→ Travail demandé: Reproduisez à l'identique le passage de la critique sur Jack London qui va de « Si l’on a tous » à « qu’il fit. . ».

→ Document source:
----------------

Les vies de Jack London
de Michel Viotte

critiqué par Lucia-lilas, le 3 décembre 2016
( - 57 ans)


La note:  étoiles
En route!
Si l’on a tous lu un roman de Jack London (1876-1916) : L’Appel de la forêt, Croc-Blanc ou Martin Eden, finalement, on connaît mal l’écrivain, un géant à la « Hugo » dirais-je, dans la mesure où il a assumé de multiples fonctions, se lançant corps et âme dans la vie, dans l’action, sans compter, ne s’épargnant aucune peine, vivant pleinement ce qu’il lui était donné de vivre et repoussant sans cesse les limites pour aller toujours plus loin : « J’aimerais mieux être un météore superbe, et que chacun de mes atomes brille d’un magnifique éclat, plutôt qu’une planète endormie. La fonction propre de l’homme est de vivre, non d’exister. Je ne perdrai pas mes jours à essayer de prolonger ma vie. Je veux brûler tout mon temps. »
Et c’est ce qu’il fit. .
A elle seule, sa vie fut un roman ou des romans : il suffit d’ouvrir ce magnifique album pour découvrir une carte en double page qui pointe tous les lieux qu’il a traversés à une époque où les voyages n’étaient pas monnaie courante. Il fut, et je pèse mes mots, un véritable aventurier, un explorateur hors pair, un homme doué pour les grands espaces, passionné par le monde, un homme qui n’avait peur de rien et qui a bien failli mourir à de nombreuses reprises.
J’ai rencontré quelqu’un que je ne suis pas près d’oublier…
Il naît en 1876 et passe son enfance dans les quartiers pauvres de San Francisco. Il ne connaît pas son père et sera élevé par un certain John London qui reconnaîtra l’enfant. Pour aider sa famille, vers l’âge de dix ans, Jack exerce des petits boulots : vendeur de journaux, livreur de glace, balayeur. A quatorze ans, il arrête l’école car son père se trouve dans l’incapacité de travailler. Il est embauché à la conserverie Hickmott d’Oakland. Il lui arrive de travailler vingt heures d’affilée. Il aime traîner sur le port, rencontrer les marins. Il admire les pilleurs d’huîtres, ce qu’il devient rapidement ! Il boit ce qu’il gagne dans les tavernes et finit par tomber à l’eau complètement saoul. Il sera sauvé in extremis par un marin…
Abandonnant son rôle de « voleur », il accepte un poste à la patrouille de pêche qu’il laisse pour devenir…« vagabond du rail », se lançant à travers le pays, accroché sous les wagons des trains de marchandises. Non, non, on n’est pas dans un roman mais dans la vraie vie ! Ah, ce n’est pas de tout repos un fils comme ce gaillard-là !

----------------

Enregistrements d'annotations spatiales:
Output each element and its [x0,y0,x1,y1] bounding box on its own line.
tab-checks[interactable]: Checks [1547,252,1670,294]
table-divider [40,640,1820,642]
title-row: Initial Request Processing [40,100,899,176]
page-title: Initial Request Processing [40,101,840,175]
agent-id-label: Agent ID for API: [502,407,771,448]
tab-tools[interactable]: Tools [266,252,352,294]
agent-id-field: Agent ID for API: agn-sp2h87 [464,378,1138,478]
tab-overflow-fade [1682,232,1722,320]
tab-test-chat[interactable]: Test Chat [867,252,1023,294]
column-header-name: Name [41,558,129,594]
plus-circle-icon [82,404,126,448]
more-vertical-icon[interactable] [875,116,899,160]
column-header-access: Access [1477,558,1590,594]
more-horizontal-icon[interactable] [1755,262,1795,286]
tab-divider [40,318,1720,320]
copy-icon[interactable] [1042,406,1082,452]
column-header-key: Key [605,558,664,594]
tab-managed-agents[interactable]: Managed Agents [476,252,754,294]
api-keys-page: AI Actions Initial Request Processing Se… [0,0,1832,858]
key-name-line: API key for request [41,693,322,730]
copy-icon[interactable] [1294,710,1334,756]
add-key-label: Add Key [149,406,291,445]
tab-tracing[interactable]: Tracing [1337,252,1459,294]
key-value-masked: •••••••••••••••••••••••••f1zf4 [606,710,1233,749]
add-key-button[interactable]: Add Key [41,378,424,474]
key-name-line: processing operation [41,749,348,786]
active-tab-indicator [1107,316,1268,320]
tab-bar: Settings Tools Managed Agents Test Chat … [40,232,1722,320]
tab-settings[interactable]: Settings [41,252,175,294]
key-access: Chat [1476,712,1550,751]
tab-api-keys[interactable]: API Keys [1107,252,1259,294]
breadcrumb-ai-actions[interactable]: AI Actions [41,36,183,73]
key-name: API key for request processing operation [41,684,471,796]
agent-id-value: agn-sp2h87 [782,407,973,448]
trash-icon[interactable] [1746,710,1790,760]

----------------

→ Réponse de l'exercice:
Si l’on a tous lu un roman de Jack London (1876-1916) : L’Appel de la forêt, Croc-Blanc ou Martin Eden, finalement, on connaît mal l’écrivain, un géant à la « Hugo » dirais-je, dans la mesure où il a assumé de multiples fonctions, se lançant corps et âme dans la vie, dans l’action, sans compter, ne s’épargnant aucune peine, vivant pleinement ce qu’il lui était donné de vivre et repoussant sans cesse les limites pour aller toujours plus loin : « J’aimerais mieux être un météore superbe, et que chacun de mes atomes brille d’un magnifique éclat, plutôt qu’une planète endormie. La fonction propre de l’homme est de vivre, non d’exister. Je ne perdrai pas mes jours à essayer de prolonger ma vie. Je veux brûler tout mon temps. »
Et c’est ce qu’il fit. .